Images of document pages with text
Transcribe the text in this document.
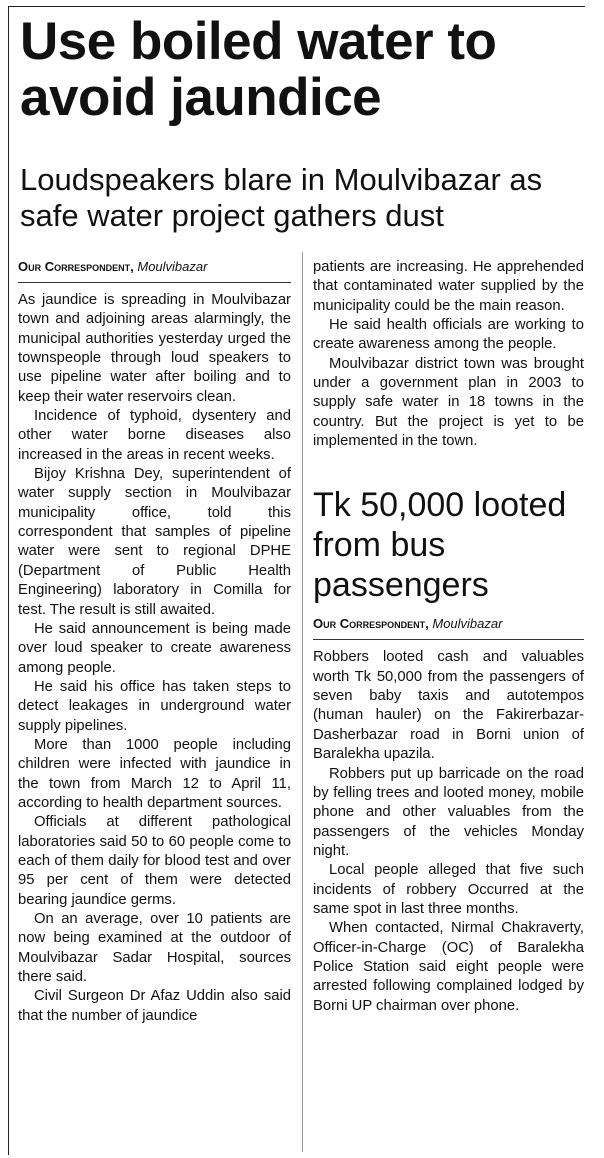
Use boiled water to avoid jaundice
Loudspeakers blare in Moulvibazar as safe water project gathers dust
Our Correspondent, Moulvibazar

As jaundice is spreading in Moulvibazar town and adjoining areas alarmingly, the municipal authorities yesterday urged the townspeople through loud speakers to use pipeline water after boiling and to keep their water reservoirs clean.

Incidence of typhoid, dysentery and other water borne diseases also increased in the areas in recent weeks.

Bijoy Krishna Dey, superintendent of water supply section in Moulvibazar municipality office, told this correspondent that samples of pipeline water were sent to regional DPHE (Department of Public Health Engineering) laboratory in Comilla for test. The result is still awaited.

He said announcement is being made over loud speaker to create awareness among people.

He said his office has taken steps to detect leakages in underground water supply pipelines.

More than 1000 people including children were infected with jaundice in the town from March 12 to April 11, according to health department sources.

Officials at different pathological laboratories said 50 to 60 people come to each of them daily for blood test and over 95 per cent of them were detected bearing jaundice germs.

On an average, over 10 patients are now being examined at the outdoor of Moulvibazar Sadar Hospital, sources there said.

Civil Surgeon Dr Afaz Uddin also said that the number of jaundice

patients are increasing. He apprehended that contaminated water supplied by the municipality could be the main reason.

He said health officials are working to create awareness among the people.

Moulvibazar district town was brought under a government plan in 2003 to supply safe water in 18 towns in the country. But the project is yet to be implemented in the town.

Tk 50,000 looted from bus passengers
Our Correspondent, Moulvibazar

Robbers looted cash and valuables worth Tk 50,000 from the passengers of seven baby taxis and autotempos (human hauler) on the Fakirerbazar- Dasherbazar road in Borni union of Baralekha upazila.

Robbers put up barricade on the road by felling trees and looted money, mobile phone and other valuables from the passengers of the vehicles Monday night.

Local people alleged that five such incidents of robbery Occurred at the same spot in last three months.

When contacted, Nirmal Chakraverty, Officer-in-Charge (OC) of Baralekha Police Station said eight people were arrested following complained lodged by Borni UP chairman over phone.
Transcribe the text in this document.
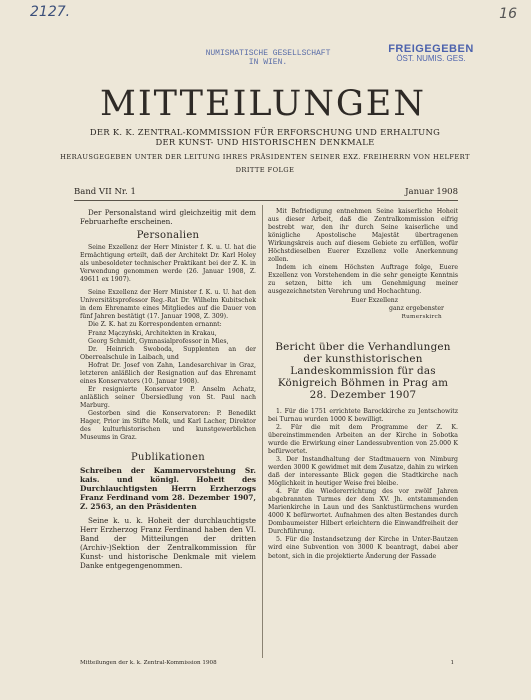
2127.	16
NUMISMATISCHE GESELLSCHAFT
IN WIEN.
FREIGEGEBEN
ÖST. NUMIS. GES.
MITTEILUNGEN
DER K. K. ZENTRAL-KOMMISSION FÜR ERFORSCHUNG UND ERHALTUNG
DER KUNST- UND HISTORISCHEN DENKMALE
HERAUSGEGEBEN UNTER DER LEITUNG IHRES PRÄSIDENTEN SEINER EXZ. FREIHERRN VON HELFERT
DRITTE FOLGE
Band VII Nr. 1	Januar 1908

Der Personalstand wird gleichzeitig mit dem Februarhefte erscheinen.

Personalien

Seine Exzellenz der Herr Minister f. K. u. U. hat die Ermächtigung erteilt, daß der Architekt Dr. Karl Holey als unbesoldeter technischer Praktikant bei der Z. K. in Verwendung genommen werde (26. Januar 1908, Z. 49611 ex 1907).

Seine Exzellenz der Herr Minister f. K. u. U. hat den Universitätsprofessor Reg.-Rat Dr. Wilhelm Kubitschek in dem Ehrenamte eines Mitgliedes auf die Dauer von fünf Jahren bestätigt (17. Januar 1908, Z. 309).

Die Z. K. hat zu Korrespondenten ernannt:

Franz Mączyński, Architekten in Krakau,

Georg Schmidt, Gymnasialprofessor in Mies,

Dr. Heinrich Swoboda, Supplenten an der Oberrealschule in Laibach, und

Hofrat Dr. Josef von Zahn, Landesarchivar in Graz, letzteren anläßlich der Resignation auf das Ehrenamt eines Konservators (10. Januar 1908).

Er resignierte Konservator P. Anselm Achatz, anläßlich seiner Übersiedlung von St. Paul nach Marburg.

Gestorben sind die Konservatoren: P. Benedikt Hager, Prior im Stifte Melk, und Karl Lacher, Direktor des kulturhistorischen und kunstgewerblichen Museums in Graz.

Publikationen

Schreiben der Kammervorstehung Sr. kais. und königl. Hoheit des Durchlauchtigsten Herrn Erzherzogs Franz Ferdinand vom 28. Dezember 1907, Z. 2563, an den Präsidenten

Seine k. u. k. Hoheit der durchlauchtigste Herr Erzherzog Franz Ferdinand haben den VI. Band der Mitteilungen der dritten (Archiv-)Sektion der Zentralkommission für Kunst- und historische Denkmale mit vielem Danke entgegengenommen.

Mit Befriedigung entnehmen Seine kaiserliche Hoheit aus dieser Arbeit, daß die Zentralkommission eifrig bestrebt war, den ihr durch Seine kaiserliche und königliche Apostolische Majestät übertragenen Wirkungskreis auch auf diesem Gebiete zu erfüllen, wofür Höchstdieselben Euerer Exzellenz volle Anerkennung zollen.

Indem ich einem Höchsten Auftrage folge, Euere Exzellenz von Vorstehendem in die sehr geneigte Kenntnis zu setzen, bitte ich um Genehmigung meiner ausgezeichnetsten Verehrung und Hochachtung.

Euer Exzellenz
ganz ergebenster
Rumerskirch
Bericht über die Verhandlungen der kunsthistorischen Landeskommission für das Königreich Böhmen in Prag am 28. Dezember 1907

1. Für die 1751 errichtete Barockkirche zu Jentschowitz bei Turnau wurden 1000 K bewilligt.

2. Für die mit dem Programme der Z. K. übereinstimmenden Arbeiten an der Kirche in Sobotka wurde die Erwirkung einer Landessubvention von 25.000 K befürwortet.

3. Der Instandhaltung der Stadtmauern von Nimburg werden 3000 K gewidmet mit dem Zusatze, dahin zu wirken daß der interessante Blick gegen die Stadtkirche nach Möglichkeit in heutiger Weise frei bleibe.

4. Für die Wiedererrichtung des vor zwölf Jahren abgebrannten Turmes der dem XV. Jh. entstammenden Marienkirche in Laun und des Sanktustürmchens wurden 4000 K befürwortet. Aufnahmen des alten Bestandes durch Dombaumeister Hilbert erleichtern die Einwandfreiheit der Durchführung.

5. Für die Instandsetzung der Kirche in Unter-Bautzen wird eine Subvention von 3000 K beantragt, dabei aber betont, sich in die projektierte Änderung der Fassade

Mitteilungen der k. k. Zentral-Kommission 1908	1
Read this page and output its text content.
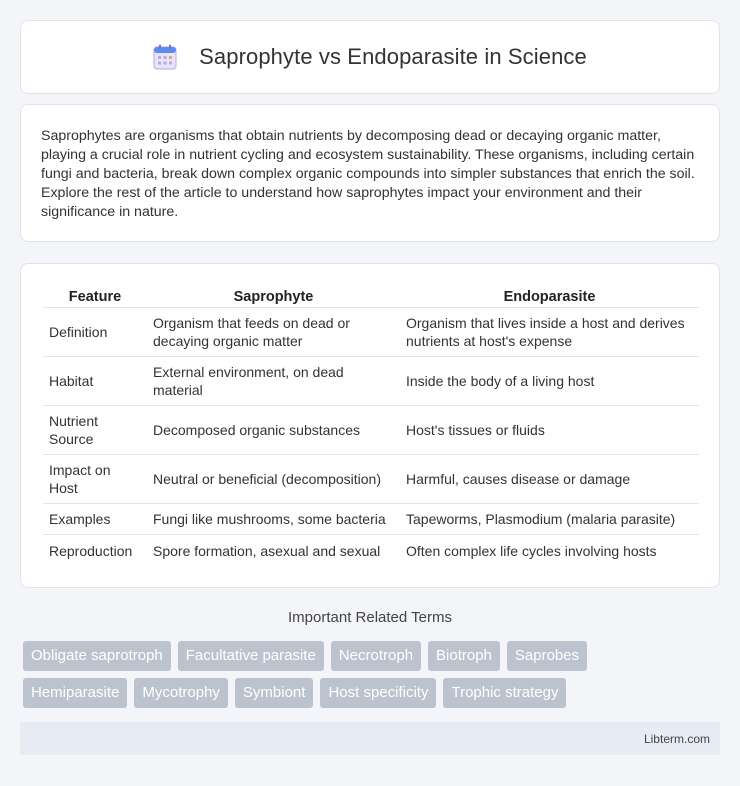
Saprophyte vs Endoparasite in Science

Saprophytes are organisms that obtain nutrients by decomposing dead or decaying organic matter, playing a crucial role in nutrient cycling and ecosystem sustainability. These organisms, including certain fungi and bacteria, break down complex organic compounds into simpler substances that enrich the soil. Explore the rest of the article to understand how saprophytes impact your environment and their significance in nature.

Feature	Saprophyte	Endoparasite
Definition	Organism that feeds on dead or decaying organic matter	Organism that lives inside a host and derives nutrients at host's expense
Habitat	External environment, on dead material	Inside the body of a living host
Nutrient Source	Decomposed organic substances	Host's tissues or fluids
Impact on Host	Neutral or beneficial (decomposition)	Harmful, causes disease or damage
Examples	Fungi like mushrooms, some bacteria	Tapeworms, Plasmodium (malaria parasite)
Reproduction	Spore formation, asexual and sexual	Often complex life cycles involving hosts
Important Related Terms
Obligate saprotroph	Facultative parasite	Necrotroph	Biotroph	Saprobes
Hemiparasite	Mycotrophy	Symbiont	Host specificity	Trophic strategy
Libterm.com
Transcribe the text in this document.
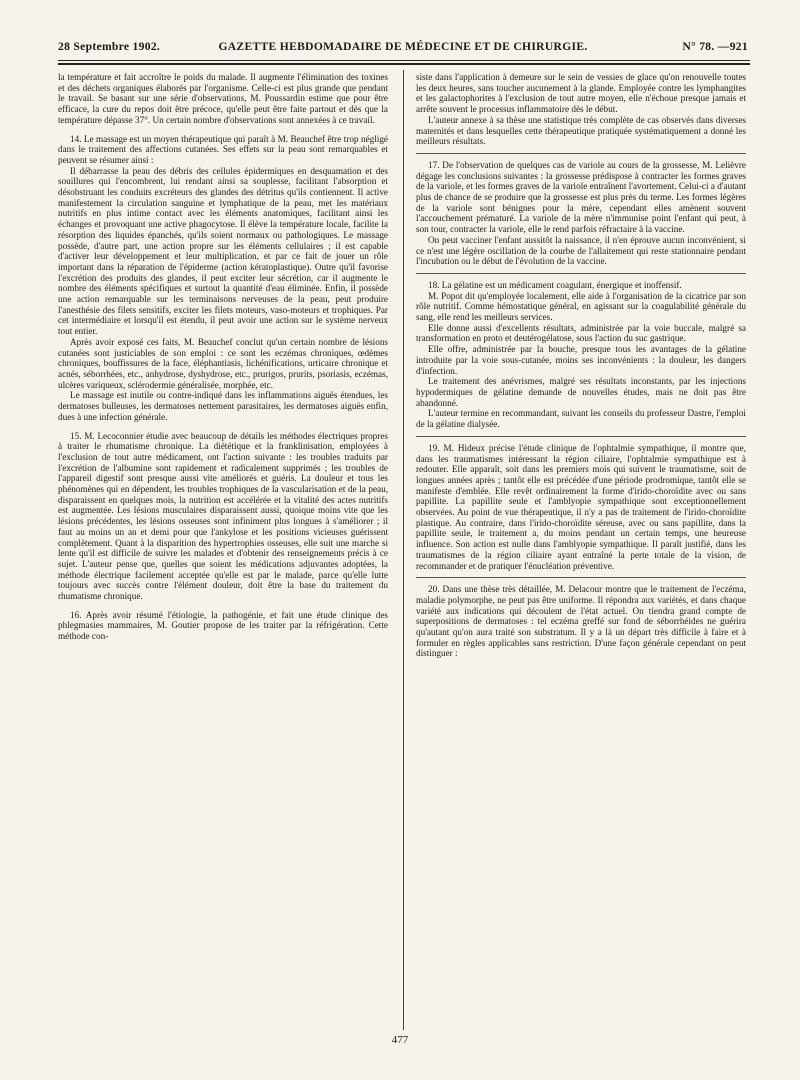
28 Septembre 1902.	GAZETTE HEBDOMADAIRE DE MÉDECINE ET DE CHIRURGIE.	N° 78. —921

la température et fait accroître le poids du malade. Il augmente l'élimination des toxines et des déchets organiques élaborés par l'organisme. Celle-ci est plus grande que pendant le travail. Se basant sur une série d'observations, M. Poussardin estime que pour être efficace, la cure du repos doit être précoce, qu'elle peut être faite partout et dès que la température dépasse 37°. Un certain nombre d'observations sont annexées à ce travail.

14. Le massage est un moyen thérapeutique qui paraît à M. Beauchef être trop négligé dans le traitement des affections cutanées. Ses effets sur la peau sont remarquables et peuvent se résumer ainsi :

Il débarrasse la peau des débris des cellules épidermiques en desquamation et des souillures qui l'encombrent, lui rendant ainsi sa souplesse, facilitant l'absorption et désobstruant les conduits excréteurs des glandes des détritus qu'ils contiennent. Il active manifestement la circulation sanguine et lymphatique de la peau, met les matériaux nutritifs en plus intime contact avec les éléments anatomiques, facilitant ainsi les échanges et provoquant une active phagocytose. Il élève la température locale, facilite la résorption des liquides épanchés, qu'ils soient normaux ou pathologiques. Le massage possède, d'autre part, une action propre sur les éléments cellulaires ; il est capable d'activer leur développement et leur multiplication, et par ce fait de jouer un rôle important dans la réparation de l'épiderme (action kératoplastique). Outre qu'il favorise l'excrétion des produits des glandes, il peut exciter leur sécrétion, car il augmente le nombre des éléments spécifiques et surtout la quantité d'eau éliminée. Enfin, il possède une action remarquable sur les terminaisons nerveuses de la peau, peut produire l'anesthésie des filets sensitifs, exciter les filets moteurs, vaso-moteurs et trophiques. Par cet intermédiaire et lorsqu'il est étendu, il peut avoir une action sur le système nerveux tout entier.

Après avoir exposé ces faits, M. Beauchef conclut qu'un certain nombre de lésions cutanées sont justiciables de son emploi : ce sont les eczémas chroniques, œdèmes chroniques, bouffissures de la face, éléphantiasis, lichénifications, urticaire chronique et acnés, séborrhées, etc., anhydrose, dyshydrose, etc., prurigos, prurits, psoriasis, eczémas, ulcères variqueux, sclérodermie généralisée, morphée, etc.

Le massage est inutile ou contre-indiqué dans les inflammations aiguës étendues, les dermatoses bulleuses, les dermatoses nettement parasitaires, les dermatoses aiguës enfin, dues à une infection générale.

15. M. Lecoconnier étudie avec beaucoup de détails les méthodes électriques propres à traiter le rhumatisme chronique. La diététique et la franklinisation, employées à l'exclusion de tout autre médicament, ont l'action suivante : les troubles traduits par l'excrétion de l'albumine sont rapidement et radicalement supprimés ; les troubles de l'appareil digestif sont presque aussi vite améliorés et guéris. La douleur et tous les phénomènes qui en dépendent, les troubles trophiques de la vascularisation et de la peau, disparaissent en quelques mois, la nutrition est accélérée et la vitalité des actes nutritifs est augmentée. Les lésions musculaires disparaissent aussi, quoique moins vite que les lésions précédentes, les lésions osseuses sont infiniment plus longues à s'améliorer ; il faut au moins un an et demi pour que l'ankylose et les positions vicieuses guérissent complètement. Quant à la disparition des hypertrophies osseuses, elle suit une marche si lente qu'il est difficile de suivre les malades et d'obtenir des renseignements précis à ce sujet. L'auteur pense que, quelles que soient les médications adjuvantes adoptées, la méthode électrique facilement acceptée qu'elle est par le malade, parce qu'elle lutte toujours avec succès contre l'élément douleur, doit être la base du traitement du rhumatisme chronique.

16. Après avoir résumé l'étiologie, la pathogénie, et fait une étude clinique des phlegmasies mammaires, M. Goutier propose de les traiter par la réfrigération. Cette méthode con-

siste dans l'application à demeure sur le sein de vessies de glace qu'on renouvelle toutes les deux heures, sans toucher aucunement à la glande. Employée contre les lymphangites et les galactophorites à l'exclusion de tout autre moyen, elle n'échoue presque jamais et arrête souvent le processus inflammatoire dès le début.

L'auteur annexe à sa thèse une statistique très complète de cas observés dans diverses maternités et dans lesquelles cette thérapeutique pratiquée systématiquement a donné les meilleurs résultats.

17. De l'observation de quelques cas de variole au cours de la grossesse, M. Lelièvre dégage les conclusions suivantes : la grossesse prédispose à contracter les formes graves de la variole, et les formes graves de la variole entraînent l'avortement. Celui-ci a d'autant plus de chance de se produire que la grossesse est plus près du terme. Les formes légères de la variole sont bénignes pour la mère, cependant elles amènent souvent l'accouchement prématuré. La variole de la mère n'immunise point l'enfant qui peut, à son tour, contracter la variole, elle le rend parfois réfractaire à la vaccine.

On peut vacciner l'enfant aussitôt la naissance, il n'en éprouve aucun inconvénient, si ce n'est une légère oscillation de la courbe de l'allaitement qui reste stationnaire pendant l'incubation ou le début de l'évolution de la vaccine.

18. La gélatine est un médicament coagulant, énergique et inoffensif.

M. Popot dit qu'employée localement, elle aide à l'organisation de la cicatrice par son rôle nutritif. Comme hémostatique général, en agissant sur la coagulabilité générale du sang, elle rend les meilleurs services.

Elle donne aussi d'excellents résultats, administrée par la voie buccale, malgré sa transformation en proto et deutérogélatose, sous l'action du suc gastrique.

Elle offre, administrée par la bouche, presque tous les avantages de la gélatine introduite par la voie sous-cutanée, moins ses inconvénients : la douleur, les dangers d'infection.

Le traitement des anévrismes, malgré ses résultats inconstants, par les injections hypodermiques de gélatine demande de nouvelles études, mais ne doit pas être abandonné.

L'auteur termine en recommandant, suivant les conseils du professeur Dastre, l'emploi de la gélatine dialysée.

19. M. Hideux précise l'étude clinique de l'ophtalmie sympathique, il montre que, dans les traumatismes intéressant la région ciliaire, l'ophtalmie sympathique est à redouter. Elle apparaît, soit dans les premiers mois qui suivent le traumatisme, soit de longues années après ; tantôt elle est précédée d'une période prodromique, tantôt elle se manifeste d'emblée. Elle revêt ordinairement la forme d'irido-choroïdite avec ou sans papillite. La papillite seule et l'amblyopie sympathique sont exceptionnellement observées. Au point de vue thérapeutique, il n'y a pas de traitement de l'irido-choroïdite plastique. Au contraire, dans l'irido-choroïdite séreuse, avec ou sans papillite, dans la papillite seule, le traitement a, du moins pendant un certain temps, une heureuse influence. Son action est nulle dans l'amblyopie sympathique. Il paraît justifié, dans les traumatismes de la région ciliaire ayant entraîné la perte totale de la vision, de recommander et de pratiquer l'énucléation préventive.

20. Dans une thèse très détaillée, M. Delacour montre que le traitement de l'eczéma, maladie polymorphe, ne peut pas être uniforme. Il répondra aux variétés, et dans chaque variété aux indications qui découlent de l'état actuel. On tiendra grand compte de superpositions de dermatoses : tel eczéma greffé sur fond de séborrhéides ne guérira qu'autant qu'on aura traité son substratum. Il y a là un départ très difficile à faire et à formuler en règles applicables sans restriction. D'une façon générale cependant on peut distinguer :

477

What the task asks: Among the entries, count the lines that hold "patients". Reply with the count only.

Solution: 2